● **Stored items from a collection**

* * * *

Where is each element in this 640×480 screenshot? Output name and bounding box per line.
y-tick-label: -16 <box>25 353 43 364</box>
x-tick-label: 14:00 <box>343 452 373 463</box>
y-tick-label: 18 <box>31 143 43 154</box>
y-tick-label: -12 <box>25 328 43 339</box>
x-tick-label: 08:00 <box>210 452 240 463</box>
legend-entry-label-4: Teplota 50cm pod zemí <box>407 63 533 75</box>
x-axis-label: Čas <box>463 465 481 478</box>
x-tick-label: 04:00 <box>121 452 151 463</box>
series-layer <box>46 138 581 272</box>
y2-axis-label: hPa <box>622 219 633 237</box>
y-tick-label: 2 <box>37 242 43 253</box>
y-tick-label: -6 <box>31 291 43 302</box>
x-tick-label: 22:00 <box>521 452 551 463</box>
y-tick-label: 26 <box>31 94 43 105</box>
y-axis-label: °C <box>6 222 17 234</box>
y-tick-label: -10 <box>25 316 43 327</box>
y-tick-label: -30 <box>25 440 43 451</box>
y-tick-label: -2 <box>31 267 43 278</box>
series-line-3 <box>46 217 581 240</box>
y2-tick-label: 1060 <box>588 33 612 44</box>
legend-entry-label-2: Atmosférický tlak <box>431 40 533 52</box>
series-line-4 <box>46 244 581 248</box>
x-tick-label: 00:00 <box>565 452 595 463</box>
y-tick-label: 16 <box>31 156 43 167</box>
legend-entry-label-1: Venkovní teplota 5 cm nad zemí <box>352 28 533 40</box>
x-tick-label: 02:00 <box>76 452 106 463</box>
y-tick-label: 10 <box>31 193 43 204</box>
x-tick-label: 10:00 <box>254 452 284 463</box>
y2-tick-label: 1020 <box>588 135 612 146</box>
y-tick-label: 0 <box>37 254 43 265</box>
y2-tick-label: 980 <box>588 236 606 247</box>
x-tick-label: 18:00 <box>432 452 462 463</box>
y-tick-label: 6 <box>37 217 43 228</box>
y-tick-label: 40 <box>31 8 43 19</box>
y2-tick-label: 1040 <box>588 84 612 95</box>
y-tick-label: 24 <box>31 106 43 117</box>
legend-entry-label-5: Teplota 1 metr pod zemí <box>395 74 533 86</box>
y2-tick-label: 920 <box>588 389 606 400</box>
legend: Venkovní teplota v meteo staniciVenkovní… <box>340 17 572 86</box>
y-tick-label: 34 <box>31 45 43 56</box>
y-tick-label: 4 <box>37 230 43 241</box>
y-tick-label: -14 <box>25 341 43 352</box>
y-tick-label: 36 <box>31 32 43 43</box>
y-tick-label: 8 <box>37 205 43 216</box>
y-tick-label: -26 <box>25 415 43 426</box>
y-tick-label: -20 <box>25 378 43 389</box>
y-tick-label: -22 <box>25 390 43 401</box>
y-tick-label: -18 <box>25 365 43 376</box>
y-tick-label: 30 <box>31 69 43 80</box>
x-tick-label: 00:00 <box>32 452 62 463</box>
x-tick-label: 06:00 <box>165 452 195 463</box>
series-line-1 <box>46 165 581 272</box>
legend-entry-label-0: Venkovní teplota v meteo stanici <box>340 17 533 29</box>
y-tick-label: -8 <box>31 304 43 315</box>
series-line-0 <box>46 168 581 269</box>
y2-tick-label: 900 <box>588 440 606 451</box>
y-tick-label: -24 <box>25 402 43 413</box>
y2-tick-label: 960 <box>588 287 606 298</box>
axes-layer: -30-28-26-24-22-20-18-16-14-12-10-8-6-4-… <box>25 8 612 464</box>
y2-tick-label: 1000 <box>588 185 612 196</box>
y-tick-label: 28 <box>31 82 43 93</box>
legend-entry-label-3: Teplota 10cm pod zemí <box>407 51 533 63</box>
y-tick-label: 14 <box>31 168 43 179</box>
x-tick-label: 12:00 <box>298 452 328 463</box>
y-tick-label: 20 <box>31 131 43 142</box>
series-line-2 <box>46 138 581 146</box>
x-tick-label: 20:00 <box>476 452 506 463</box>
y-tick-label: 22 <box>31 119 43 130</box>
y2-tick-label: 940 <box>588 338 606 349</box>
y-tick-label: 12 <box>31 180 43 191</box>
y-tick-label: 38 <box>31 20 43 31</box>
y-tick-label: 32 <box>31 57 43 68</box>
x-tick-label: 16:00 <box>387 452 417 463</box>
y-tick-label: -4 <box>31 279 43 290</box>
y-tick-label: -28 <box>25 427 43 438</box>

* * * *

● **Job**
Write out all of the items above again, substituting "time-tick-label" for every occurrence of "x-tick-label" and leaving everything else unchanged.

● **Finished answer**
Where is each element in this 640×480 screenshot? Output name and bounding box per line.
y-tick-label: -16 <box>25 353 43 364</box>
time-tick-label: 14:00 <box>343 452 373 463</box>
y-tick-label: 18 <box>31 143 43 154</box>
y-tick-label: -12 <box>25 328 43 339</box>
time-tick-label: 08:00 <box>210 452 240 463</box>
legend-entry-label-4: Teplota 50cm pod zemí <box>407 63 533 75</box>
x-axis-label: Čas <box>463 465 481 478</box>
time-tick-label: 04:00 <box>121 452 151 463</box>
series-layer <box>46 138 581 272</box>
y2-axis-label: hPa <box>622 219 633 237</box>
y-tick-label: 2 <box>37 242 43 253</box>
y-tick-label: -6 <box>31 291 43 302</box>
time-tick-label: 22:00 <box>521 452 551 463</box>
y-tick-label: 26 <box>31 94 43 105</box>
y-axis-label: °C <box>6 222 17 234</box>
y-tick-label: -10 <box>25 316 43 327</box>
y-tick-label: -30 <box>25 440 43 451</box>
y-tick-label: -2 <box>31 267 43 278</box>
series-line-3 <box>46 217 581 240</box>
y2-tick-label: 1060 <box>588 33 612 44</box>
legend-entry-label-2: Atmosférický tlak <box>431 40 533 52</box>
series-line-4 <box>46 244 581 248</box>
time-tick-label: 00:00 <box>565 452 595 463</box>
y-tick-label: 16 <box>31 156 43 167</box>
legend-entry-label-1: Venkovní teplota 5 cm nad zemí <box>352 28 533 40</box>
time-tick-label: 02:00 <box>76 452 106 463</box>
y-tick-label: 10 <box>31 193 43 204</box>
time-tick-label: 10:00 <box>254 452 284 463</box>
y2-tick-label: 1020 <box>588 135 612 146</box>
y-tick-label: 0 <box>37 254 43 265</box>
y2-tick-label: 980 <box>588 236 606 247</box>
time-tick-label: 18:00 <box>432 452 462 463</box>
y-tick-label: 6 <box>37 217 43 228</box>
y-tick-label: 40 <box>31 8 43 19</box>
y2-tick-label: 1040 <box>588 84 612 95</box>
y-tick-label: 24 <box>31 106 43 117</box>
legend-entry-label-5: Teplota 1 metr pod zemí <box>395 74 533 86</box>
y2-tick-label: 920 <box>588 389 606 400</box>
legend: Venkovní teplota v meteo staniciVenkovní… <box>340 17 572 86</box>
y-tick-label: 34 <box>31 45 43 56</box>
y-tick-label: 4 <box>37 230 43 241</box>
y-tick-label: -14 <box>25 341 43 352</box>
y-tick-label: 36 <box>31 32 43 43</box>
y-tick-label: 8 <box>37 205 43 216</box>
y-tick-label: -26 <box>25 415 43 426</box>
y-tick-label: -20 <box>25 378 43 389</box>
y-tick-label: -22 <box>25 390 43 401</box>
y-tick-label: -18 <box>25 365 43 376</box>
y-tick-label: 30 <box>31 69 43 80</box>
time-tick-label: 00:00 <box>32 452 62 463</box>
time-tick-label: 06:00 <box>165 452 195 463</box>
series-line-1 <box>46 165 581 272</box>
legend-entry-label-0: Venkovní teplota v meteo stanici <box>340 17 533 29</box>
y-tick-label: -8 <box>31 304 43 315</box>
series-line-0 <box>46 168 581 269</box>
y2-tick-label: 900 <box>588 440 606 451</box>
y-tick-label: -24 <box>25 402 43 413</box>
y2-tick-label: 960 <box>588 287 606 298</box>
axes-layer: -30-28-26-24-22-20-18-16-14-12-10-8-6-4-… <box>25 8 612 464</box>
y2-tick-label: 1000 <box>588 185 612 196</box>
y-tick-label: 28 <box>31 82 43 93</box>
legend-entry-label-3: Teplota 10cm pod zemí <box>407 51 533 63</box>
y-tick-label: 14 <box>31 168 43 179</box>
time-tick-label: 12:00 <box>298 452 328 463</box>
y-tick-label: 20 <box>31 131 43 142</box>
series-line-2 <box>46 138 581 146</box>
time-tick-label: 20:00 <box>476 452 506 463</box>
y-tick-label: 22 <box>31 119 43 130</box>
y2-tick-label: 940 <box>588 338 606 349</box>
y-tick-label: 12 <box>31 180 43 191</box>
y-tick-label: 38 <box>31 20 43 31</box>
y-tick-label: 32 <box>31 57 43 68</box>
time-tick-label: 16:00 <box>387 452 417 463</box>
y-tick-label: -4 <box>31 279 43 290</box>
y-tick-label: -28 <box>25 427 43 438</box>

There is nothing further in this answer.